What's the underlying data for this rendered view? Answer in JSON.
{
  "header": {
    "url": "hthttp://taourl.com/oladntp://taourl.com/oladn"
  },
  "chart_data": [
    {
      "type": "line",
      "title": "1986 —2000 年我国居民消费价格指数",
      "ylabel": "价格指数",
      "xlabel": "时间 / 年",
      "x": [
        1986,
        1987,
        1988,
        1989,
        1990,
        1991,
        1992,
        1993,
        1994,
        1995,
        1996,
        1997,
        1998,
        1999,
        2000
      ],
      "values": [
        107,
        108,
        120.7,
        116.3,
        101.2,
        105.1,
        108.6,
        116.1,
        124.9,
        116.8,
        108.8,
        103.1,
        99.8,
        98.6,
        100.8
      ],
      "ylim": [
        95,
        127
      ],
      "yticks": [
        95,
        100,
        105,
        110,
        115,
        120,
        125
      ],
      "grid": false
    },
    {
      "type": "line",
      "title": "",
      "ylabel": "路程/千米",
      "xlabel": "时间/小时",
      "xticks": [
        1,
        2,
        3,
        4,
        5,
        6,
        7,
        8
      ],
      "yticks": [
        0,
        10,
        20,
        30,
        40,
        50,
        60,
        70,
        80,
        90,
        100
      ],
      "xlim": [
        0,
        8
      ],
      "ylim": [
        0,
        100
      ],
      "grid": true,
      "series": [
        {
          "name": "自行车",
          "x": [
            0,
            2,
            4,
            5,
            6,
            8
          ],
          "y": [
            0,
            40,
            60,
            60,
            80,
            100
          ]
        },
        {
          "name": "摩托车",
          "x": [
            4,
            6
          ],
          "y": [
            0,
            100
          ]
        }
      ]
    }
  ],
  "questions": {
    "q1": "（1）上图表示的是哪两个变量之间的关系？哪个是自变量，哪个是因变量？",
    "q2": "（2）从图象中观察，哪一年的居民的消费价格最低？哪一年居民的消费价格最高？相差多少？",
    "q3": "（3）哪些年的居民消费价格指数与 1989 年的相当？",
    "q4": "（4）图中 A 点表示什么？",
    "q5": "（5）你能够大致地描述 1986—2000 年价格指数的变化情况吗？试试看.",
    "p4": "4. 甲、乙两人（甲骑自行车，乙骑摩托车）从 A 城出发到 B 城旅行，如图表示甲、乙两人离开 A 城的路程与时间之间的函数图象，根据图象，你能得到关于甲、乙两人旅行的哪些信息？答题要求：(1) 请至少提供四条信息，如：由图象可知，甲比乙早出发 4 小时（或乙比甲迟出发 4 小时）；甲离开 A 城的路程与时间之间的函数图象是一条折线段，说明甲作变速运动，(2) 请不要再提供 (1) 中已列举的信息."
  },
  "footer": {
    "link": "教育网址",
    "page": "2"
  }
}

++++++

__Written task__. Repeat all of the records above exactly as written.

__Correct result__.
What's the underlying data for this rendered view? Answer in JSON.
{
  "header": {
    "url": "hthttp://taourl.com/oladntp://taourl.com/oladn"
  },
  "chart_data": [
    {
      "type": "line",
      "title": "1986 —2000 年我国居民消费价格指数",
      "ylabel": "价格指数",
      "xlabel": "时间 / 年",
      "x": [
        1986,
        1987,
        1988,
        1989,
        1990,
        1991,
        1992,
        1993,
        1994,
        1995,
        1996,
        1997,
        1998,
        1999,
        2000
      ],
      "values": [
        107,
        108,
        120.7,
        116.3,
        101.2,
        105.1,
        108.6,
        116.1,
        124.9,
        116.8,
        108.8,
        103.1,
        99.8,
        98.6,
        100.8
      ],
      "ylim": [
        95,
        127
      ],
      "yticks": [
        95,
        100,
        105,
        110,
        115,
        120,
        125
      ],
      "grid": false
    },
    {
      "type": "line",
      "title": "",
      "ylabel": "路程/千米",
      "xlabel": "时间/小时",
      "xticks": [
        1,
        2,
        3,
        4,
        5,
        6,
        7,
        8
      ],
      "yticks": [
        0,
        10,
        20,
        30,
        40,
        50,
        60,
        70,
        80,
        90,
        100
      ],
      "xlim": [
        0,
        8
      ],
      "ylim": [
        0,
        100
      ],
      "grid": true,
      "series": [
        {
          "name": "自行车",
          "x": [
            0,
            2,
            4,
            5,
            6,
            8
          ],
          "y": [
            0,
            40,
            60,
            60,
            80,
            100
          ]
        },
        {
          "name": "摩托车",
          "x": [
            4,
            6
          ],
          "y": [
            0,
            100
          ]
        }
      ]
    }
  ],
  "questions": {
    "q1": "（1）上图表示的是哪两个变量之间的关系？哪个是自变量，哪个是因变量？",
    "q2": "（2）从图象中观察，哪一年的居民的消费价格最低？哪一年居民的消费价格最高？相差多少？",
    "q3": "（3）哪些年的居民消费价格指数与 1989 年的相当？",
    "q4": "（4）图中 A 点表示什么？",
    "q5": "（5）你能够大致地描述 1986—2000 年价格指数的变化情况吗？试试看.",
    "p4": "4. 甲、乙两人（甲骑自行车，乙骑摩托车）从 A 城出发到 B 城旅行，如图表示甲、乙两人离开 A 城的路程与时间之间的函数图象，根据图象，你能得到关于甲、乙两人旅行的哪些信息？答题要求：(1) 请至少提供四条信息，如：由图象可知，甲比乙早出发 4 小时（或乙比甲迟出发 4 小时）；甲离开 A 城的路程与时间之间的函数图象是一条折线段，说明甲作变速运动，(2) 请不要再提供 (1) 中已列举的信息."
  },
  "footer": {
    "link": "教育网址",
    "page": "2"
  }
}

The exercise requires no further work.